(Data items)
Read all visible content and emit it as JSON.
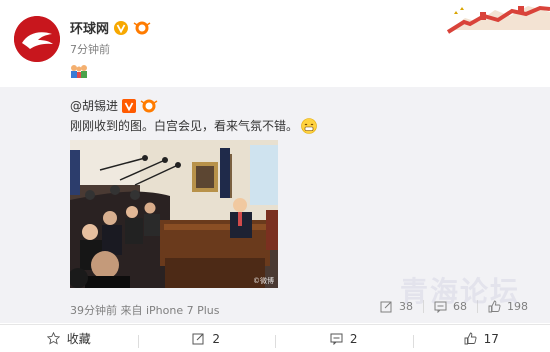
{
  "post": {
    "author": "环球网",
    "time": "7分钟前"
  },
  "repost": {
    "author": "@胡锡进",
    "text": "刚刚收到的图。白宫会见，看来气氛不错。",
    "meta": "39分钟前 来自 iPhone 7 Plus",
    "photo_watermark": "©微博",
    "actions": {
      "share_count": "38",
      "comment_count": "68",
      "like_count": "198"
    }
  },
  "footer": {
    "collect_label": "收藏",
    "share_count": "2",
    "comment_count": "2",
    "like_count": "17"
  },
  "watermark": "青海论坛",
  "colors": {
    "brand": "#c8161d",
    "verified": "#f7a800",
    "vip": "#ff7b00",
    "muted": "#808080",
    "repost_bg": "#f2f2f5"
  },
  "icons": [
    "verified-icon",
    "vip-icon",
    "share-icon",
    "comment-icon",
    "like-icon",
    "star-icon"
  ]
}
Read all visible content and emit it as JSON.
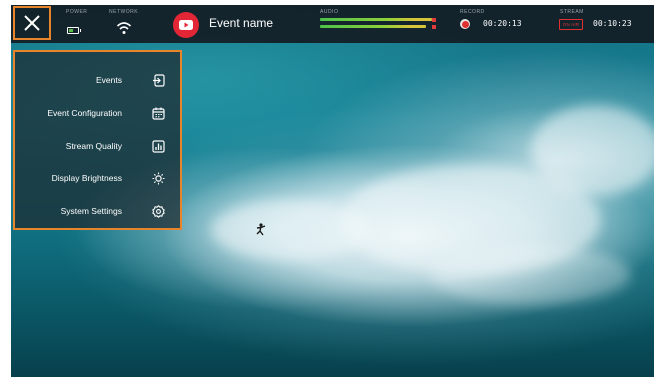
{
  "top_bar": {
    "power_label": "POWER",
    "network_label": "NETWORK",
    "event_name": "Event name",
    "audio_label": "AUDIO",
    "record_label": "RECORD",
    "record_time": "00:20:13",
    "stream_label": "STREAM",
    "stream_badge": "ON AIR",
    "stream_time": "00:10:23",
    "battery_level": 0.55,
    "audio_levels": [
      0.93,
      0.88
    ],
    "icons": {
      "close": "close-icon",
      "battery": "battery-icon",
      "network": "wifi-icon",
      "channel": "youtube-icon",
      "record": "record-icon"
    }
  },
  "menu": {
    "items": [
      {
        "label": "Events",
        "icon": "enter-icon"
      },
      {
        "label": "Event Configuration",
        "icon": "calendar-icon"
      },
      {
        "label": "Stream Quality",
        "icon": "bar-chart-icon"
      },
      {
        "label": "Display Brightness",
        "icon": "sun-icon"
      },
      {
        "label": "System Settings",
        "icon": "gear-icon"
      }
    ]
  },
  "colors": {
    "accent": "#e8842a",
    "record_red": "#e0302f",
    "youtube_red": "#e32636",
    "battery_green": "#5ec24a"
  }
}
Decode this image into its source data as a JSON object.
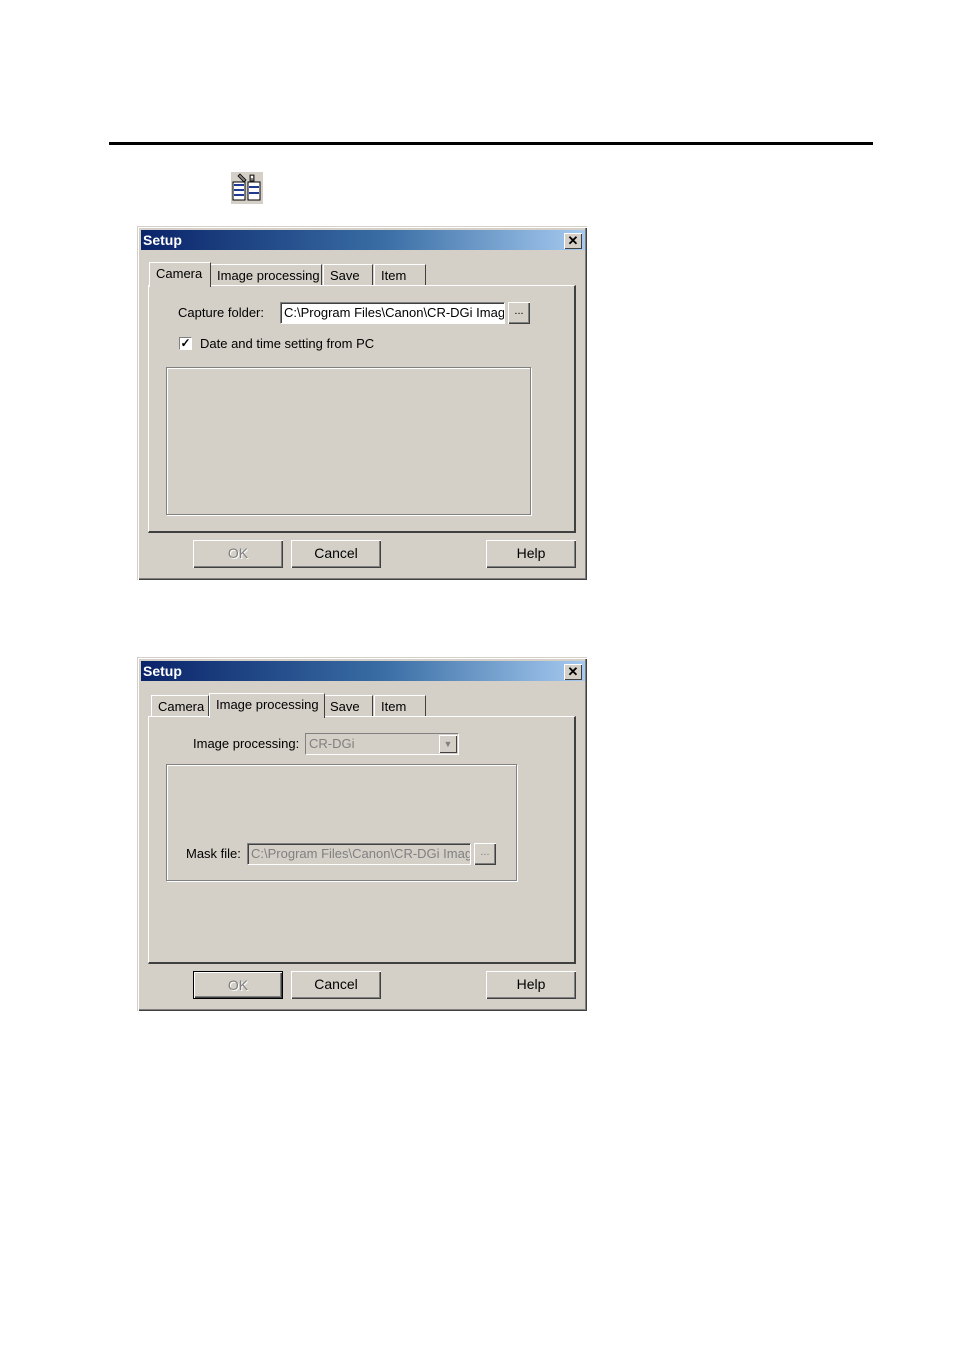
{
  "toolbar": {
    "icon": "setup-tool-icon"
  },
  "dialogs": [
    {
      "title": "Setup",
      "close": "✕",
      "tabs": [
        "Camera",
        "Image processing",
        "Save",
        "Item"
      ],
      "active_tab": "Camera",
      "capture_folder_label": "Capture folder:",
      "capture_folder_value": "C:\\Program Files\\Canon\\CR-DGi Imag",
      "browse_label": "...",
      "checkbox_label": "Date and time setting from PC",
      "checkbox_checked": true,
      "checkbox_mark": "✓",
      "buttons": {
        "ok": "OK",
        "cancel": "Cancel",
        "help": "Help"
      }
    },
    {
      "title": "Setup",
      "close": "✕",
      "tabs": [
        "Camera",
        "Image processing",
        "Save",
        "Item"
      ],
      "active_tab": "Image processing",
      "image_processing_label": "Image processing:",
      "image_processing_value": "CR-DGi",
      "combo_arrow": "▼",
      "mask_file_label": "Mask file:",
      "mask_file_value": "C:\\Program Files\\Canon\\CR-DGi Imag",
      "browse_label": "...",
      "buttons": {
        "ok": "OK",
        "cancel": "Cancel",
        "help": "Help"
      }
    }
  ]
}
* * *
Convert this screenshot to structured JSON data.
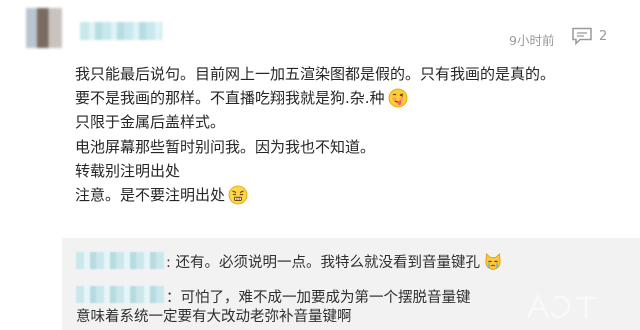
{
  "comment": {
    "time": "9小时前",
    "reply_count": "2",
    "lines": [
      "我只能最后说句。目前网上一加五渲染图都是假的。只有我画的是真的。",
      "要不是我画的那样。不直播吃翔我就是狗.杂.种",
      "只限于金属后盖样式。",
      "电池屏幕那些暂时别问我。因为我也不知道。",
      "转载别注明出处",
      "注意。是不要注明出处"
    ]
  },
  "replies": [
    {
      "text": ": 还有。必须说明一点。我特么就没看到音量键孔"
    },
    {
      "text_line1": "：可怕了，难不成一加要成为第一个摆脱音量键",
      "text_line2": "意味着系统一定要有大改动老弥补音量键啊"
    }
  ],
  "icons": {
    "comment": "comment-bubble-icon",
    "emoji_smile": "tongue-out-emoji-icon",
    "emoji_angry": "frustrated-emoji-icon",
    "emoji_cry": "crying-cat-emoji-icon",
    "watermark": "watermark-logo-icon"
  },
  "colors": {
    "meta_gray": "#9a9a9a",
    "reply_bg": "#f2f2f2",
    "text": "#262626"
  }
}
...
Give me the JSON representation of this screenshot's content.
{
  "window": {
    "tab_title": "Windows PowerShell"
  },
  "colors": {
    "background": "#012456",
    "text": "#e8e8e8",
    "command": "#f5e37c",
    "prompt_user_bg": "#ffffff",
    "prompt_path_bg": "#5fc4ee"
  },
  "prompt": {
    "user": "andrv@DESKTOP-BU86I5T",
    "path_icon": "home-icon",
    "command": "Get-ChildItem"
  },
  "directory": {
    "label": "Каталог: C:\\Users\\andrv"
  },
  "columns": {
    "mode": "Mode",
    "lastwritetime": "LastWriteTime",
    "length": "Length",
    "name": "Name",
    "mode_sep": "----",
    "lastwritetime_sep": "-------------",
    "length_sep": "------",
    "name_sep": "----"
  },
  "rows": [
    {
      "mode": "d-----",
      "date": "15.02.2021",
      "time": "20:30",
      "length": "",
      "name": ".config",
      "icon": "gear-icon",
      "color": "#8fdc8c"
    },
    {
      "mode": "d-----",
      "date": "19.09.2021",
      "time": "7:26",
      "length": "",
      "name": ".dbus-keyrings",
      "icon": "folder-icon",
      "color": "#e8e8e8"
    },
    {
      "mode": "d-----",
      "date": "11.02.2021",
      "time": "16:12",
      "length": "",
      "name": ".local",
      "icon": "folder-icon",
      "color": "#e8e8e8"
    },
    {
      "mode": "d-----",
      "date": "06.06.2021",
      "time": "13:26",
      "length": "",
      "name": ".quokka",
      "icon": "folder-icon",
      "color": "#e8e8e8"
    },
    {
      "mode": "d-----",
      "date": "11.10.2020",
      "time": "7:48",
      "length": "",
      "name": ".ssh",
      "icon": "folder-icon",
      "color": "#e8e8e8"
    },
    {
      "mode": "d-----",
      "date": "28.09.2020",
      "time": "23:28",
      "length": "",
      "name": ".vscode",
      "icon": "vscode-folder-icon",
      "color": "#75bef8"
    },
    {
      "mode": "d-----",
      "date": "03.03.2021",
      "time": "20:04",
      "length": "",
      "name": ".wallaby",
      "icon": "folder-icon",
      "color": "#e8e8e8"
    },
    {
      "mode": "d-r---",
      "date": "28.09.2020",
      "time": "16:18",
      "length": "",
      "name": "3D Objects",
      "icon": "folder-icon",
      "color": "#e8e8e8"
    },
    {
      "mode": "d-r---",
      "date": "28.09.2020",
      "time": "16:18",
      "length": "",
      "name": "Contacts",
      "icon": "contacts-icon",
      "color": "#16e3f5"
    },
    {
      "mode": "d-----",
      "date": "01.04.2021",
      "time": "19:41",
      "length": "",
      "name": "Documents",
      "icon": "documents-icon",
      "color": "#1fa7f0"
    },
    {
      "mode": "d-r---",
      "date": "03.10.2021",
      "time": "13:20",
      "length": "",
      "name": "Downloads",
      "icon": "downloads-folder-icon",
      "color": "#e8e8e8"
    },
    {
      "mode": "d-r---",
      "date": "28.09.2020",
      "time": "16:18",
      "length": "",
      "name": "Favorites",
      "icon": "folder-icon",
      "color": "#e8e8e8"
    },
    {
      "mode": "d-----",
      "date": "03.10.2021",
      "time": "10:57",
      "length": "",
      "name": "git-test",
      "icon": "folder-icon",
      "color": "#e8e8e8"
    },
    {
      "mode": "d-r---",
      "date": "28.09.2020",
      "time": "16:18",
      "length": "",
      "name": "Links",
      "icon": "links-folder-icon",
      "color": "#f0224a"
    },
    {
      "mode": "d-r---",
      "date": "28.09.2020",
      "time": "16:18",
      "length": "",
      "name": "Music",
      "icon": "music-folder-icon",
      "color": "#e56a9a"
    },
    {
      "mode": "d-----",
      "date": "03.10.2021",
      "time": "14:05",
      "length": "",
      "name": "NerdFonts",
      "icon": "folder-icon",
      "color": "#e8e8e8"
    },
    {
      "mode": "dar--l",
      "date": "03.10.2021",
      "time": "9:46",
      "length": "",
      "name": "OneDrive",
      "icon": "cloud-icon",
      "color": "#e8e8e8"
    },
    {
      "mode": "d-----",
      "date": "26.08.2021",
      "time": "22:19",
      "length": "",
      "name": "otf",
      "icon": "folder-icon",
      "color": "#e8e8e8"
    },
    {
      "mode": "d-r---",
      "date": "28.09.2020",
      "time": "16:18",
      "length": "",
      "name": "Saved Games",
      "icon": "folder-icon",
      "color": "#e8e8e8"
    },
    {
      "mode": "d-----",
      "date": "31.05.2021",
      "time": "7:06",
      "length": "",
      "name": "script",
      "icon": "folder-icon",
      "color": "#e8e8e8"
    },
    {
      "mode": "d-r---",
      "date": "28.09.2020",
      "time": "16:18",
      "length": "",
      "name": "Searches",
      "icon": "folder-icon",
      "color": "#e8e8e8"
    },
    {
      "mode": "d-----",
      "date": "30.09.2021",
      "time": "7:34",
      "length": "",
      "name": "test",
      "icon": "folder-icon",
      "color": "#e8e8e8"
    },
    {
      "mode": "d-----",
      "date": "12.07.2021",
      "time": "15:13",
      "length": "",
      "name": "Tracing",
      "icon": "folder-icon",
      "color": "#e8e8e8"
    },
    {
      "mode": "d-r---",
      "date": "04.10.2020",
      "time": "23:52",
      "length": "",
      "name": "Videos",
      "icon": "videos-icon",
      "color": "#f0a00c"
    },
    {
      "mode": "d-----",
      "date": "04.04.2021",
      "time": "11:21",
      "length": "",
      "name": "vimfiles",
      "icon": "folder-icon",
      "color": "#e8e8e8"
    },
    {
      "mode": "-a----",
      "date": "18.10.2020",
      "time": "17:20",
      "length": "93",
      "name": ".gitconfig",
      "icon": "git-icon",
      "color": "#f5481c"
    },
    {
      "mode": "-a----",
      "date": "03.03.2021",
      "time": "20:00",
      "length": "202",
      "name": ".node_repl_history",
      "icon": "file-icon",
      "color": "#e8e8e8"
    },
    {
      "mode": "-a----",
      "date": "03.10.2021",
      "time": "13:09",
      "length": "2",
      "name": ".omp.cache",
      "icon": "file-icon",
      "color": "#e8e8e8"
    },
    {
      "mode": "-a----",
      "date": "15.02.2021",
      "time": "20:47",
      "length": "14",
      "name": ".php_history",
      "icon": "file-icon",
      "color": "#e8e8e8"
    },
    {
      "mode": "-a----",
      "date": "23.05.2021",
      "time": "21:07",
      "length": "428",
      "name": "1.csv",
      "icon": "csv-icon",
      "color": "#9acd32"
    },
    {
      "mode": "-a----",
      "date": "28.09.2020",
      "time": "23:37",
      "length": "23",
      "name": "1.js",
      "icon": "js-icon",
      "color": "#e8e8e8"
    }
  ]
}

> [Requirements]: Note every line above where the string "Program" shows up, and copy those lines.

> [Output]:
      "capture_folder_value": "C:\\Program Files\\Canon\\CR-DGi Imag",
      "mask_file_value": "C:\\Program Files\\Canon\\CR-DGi Imag",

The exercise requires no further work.